- [WHAT TO WORK ON] Write out each line in which the string "with" is present.

- [PROVIDED ENTRIES]
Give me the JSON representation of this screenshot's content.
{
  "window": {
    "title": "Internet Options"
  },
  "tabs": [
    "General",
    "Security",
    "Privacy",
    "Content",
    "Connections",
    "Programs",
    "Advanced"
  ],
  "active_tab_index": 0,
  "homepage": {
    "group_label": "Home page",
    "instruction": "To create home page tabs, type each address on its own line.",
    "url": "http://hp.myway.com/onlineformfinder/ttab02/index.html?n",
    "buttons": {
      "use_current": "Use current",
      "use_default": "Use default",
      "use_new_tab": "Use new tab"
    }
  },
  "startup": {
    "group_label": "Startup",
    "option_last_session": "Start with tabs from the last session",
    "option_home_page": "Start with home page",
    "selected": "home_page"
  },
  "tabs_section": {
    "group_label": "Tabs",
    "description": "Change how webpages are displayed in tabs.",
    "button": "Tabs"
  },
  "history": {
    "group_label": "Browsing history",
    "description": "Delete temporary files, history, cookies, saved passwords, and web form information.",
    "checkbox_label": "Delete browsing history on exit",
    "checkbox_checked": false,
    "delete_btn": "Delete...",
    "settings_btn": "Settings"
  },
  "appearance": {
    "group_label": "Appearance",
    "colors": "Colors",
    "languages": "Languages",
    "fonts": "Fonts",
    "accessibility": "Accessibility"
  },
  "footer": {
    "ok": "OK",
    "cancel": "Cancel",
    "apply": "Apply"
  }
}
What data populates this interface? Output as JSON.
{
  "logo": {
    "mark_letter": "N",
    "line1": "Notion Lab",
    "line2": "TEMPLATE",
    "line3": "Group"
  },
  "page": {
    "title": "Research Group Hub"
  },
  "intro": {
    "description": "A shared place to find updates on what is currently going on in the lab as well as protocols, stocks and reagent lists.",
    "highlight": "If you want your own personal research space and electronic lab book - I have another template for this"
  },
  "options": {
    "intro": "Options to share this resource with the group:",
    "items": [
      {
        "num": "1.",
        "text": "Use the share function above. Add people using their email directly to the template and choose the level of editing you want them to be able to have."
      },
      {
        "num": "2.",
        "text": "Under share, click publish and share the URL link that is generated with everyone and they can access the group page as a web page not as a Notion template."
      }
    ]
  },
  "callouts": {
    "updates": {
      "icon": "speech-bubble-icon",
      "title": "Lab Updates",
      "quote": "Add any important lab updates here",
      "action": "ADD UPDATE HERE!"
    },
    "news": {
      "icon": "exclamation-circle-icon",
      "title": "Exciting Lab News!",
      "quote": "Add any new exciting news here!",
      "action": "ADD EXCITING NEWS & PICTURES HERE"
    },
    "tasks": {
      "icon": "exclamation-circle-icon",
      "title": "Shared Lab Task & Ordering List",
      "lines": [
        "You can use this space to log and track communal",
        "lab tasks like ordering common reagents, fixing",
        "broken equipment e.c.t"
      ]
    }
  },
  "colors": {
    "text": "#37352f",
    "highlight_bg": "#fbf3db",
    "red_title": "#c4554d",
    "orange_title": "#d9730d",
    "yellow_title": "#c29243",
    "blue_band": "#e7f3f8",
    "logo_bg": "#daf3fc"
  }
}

- [THE RESPONSE]
    "option_last_session": "Start with tabs from the last session",
    "option_home_page": "Start with home page",
    "intro": "Options to share this resource with the group:",
        "text": "Under share, click publish and share the URL link that is generated with everyone and they can access the group page as a web page not as a Notion template."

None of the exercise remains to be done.